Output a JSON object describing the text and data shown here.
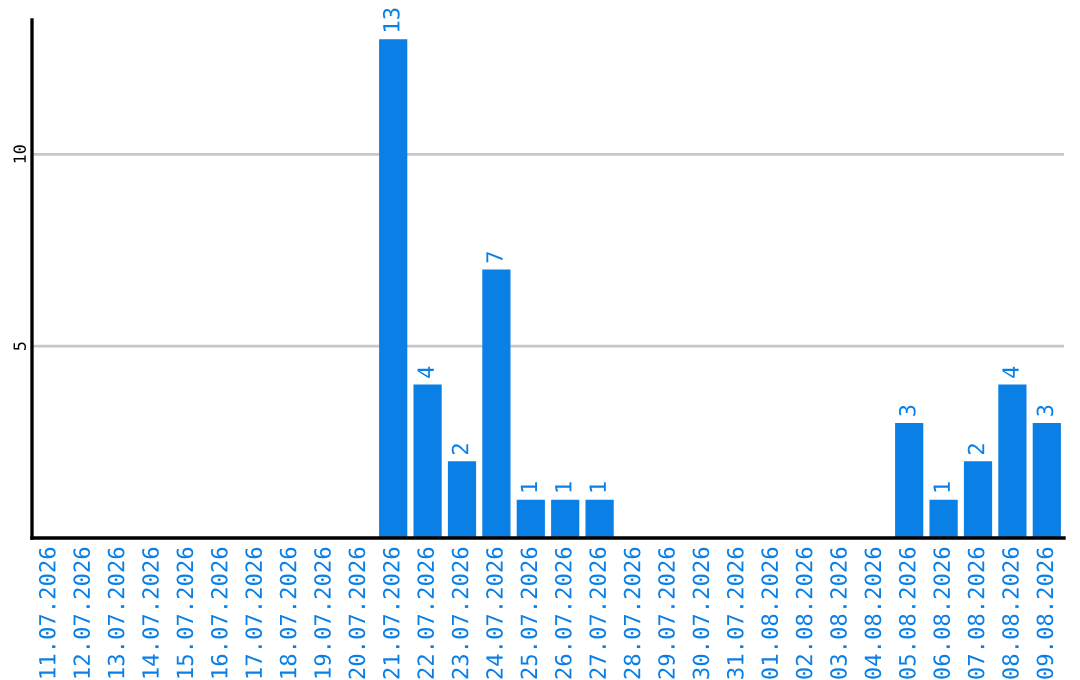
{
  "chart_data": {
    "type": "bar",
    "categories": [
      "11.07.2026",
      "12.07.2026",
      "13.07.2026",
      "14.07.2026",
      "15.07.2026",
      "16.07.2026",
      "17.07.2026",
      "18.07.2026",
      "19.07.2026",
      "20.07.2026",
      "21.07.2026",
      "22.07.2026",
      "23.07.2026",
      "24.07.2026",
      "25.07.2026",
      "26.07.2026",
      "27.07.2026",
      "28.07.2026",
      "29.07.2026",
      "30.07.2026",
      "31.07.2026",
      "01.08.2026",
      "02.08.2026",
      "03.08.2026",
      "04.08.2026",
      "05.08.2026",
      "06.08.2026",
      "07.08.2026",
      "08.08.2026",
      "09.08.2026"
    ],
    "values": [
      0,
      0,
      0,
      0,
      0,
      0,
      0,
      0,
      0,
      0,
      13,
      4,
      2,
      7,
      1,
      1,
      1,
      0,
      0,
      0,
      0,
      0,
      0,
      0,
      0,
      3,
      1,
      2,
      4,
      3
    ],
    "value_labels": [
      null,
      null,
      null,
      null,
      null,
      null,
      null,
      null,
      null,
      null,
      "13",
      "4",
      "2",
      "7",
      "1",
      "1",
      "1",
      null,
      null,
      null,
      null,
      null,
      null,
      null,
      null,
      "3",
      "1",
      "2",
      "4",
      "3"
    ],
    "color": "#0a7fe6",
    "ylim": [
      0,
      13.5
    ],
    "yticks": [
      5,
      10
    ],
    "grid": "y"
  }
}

* * *

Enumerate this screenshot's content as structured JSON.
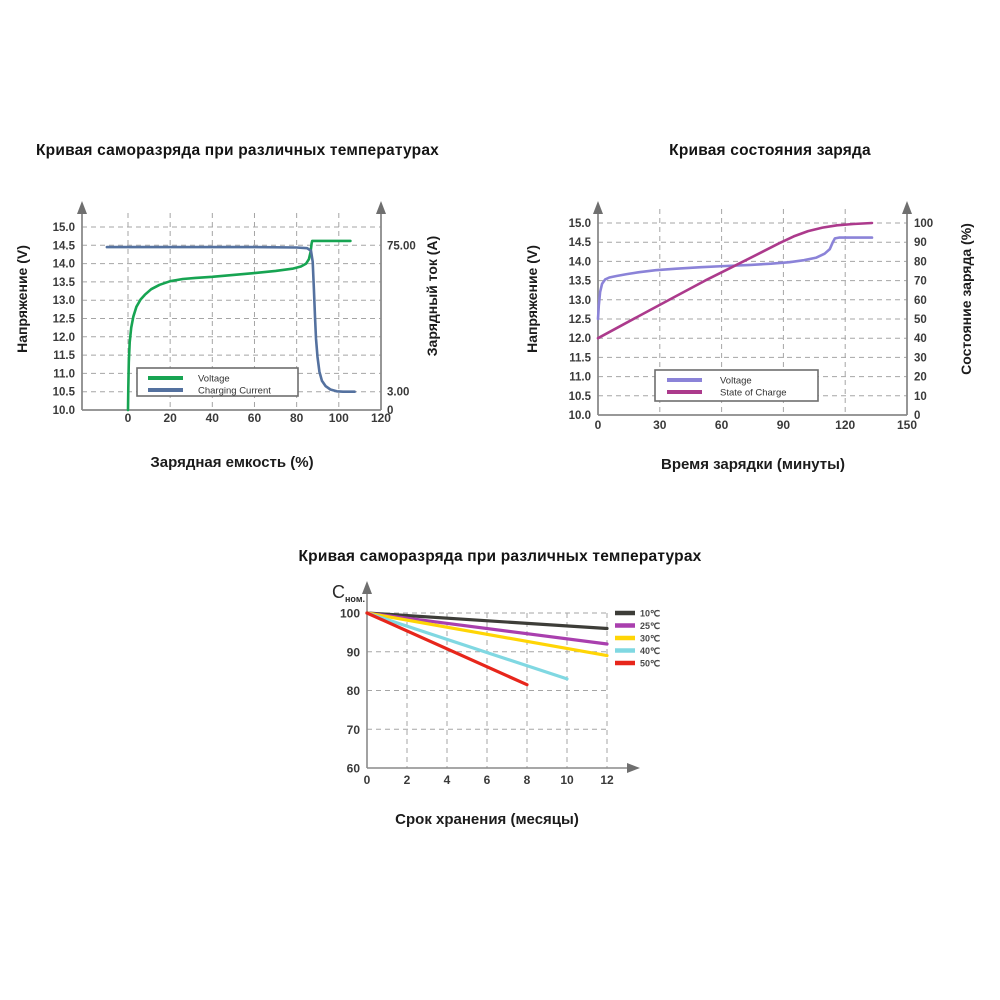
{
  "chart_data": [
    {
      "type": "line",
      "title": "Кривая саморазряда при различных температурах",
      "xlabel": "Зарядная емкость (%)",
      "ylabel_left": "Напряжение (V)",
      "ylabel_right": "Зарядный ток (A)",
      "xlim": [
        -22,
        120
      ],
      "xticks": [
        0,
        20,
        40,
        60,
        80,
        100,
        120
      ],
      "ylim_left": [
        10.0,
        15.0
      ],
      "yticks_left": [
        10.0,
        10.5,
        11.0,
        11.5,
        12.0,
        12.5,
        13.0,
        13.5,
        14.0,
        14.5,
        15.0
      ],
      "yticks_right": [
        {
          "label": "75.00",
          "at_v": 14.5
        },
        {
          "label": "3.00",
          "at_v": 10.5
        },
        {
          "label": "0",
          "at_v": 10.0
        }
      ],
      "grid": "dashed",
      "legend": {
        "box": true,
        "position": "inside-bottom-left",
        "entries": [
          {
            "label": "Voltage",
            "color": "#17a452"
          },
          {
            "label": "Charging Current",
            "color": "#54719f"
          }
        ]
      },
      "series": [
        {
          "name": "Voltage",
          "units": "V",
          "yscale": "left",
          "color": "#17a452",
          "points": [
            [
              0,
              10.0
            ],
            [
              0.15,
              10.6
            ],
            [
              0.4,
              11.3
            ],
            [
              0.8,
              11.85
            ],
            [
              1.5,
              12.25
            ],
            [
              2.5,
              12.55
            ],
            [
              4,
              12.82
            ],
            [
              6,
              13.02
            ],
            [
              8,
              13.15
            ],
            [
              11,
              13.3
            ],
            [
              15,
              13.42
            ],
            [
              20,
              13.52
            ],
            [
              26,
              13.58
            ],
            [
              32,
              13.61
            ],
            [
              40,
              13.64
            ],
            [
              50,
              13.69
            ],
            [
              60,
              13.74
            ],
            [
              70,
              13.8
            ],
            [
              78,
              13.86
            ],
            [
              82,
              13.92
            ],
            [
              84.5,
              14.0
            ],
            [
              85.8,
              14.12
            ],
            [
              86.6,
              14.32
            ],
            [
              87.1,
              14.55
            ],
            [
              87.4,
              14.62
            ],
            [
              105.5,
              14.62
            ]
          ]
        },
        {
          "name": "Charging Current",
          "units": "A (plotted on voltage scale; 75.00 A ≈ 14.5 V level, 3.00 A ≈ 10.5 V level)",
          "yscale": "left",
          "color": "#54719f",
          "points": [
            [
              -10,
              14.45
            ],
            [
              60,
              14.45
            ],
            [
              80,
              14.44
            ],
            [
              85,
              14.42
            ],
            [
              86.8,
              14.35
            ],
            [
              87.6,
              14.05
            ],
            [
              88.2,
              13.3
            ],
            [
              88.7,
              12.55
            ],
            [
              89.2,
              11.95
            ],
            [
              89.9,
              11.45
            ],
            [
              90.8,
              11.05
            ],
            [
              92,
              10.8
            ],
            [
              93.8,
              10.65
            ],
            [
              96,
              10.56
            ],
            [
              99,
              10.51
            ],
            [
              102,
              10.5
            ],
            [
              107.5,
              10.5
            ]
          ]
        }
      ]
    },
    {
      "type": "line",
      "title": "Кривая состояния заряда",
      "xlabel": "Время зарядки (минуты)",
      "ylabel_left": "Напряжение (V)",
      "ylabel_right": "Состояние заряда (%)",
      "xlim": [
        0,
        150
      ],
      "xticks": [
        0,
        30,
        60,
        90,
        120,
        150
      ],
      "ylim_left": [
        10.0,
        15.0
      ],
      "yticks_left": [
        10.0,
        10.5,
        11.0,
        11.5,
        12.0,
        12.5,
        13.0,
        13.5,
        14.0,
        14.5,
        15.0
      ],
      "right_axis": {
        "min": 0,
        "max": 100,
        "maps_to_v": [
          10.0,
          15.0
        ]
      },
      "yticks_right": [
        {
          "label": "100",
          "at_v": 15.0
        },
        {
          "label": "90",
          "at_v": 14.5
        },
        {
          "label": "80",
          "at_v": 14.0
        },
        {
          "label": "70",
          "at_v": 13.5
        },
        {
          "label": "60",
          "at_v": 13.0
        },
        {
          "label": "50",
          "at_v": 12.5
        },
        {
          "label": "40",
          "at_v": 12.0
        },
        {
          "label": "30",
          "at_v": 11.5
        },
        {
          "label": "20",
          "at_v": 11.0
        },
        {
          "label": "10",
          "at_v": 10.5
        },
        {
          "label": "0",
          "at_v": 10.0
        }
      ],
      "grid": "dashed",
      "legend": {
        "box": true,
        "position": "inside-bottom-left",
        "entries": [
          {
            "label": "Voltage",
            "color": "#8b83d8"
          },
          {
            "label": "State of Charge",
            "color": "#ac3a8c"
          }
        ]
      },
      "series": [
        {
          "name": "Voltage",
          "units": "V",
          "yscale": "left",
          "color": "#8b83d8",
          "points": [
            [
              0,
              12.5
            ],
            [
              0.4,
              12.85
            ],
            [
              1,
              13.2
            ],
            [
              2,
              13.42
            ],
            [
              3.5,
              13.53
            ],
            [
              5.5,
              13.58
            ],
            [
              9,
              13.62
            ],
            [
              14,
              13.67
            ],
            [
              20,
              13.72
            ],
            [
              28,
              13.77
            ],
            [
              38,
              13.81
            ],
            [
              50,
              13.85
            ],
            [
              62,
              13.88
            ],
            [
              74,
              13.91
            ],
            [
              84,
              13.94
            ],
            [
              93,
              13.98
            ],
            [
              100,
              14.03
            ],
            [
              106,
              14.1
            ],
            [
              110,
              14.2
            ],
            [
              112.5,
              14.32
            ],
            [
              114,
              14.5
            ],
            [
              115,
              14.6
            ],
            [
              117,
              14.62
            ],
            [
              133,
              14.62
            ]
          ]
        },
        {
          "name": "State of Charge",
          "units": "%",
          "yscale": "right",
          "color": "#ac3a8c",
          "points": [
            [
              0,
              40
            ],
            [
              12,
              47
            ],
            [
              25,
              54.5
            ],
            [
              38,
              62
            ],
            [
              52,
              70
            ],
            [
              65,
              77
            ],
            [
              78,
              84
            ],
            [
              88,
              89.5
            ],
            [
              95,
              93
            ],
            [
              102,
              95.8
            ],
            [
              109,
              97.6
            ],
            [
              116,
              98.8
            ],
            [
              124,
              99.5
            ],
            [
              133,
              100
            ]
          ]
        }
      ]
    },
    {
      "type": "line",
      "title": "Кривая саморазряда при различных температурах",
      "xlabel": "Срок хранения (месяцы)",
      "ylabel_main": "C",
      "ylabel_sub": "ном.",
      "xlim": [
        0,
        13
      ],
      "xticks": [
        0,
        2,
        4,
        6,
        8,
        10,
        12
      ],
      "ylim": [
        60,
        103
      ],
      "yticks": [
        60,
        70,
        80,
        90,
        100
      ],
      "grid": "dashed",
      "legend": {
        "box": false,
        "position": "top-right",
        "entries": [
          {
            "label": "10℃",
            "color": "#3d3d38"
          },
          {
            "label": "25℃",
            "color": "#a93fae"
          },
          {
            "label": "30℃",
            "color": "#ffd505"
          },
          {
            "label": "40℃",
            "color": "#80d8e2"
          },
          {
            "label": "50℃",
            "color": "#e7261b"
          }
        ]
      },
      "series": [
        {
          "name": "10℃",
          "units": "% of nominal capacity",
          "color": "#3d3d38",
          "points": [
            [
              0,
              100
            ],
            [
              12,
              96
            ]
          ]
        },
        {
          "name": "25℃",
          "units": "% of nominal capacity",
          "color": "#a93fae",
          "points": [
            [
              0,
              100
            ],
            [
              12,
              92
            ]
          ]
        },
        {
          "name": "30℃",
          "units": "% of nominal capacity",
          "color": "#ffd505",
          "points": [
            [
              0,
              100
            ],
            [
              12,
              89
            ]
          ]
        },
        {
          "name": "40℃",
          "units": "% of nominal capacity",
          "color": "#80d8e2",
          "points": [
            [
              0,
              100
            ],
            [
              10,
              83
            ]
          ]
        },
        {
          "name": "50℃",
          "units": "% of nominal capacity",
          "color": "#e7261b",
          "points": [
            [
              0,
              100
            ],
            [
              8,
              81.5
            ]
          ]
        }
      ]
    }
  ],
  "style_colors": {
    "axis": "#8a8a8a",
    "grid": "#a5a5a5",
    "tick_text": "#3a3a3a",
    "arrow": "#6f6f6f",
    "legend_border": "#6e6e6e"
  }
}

* * *

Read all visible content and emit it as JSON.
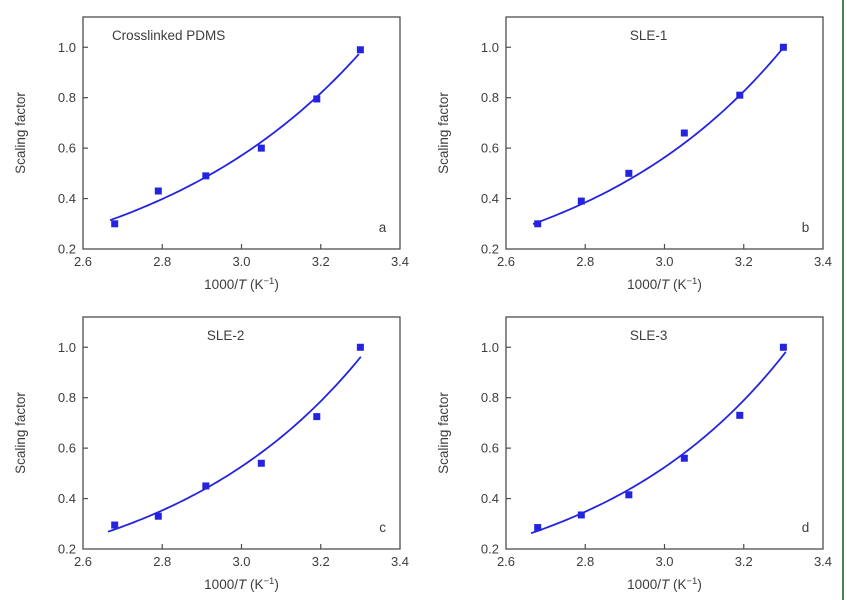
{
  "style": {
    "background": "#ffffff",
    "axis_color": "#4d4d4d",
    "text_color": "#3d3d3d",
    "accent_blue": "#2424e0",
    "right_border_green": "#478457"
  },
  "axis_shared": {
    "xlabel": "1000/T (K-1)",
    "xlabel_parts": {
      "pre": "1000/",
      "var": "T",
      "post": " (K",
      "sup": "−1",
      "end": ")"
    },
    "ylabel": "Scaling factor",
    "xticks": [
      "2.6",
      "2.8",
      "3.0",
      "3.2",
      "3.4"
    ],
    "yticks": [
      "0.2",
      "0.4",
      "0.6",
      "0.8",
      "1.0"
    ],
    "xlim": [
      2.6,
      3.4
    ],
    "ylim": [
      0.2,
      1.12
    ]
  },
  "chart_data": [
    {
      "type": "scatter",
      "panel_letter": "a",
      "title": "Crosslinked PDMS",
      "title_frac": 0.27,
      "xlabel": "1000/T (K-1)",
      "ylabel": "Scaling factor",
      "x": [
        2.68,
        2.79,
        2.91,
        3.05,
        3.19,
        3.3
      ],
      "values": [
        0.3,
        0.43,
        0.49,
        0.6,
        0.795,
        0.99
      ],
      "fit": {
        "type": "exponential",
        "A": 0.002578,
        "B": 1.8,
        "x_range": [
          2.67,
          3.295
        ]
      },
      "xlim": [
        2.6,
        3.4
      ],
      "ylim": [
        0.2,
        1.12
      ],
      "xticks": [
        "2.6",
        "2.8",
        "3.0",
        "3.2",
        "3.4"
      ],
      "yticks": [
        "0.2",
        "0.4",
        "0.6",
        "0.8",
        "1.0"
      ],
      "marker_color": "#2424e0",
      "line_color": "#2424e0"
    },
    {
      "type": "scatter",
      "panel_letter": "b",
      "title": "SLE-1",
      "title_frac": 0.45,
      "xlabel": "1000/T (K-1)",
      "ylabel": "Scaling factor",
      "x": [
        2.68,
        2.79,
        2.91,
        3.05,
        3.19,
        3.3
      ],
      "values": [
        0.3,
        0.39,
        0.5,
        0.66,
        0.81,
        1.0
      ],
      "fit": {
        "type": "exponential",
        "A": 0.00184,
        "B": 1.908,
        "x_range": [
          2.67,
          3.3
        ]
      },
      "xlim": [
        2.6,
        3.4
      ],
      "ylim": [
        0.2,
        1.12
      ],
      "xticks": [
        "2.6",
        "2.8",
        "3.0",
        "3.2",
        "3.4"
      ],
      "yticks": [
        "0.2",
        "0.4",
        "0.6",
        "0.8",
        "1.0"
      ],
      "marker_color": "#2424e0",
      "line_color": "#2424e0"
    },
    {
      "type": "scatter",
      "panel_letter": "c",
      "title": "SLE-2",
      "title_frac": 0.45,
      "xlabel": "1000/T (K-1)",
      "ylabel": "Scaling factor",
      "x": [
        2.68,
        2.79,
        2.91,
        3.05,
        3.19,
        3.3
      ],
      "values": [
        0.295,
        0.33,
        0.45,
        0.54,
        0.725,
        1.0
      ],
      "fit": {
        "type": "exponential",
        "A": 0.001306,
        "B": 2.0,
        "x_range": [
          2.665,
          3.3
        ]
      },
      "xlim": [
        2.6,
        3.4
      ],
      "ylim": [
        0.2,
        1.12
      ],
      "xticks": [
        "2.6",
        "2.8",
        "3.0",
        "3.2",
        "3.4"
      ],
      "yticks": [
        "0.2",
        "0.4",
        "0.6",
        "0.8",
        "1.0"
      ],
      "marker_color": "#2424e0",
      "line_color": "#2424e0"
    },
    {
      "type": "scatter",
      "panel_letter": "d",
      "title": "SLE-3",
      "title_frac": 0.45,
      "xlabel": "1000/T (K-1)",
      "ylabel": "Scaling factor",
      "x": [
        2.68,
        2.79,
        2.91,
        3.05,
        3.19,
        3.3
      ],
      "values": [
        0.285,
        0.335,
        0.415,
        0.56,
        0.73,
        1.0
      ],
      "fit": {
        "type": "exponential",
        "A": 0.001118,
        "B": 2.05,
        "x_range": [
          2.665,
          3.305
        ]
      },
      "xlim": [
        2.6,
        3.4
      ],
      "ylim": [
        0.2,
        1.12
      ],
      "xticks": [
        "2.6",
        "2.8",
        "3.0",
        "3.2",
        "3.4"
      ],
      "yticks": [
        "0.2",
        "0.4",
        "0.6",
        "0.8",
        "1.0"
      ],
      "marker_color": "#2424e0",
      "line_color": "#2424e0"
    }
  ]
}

(Exercise aim) Find and copy every line in the entries above where the string "JSON" occurs.

(Reply)
Output a JSON object describing the text and data shown here.
Enumerate this screenshot's content as structured JSON.
Read all visible content and emit it as JSON.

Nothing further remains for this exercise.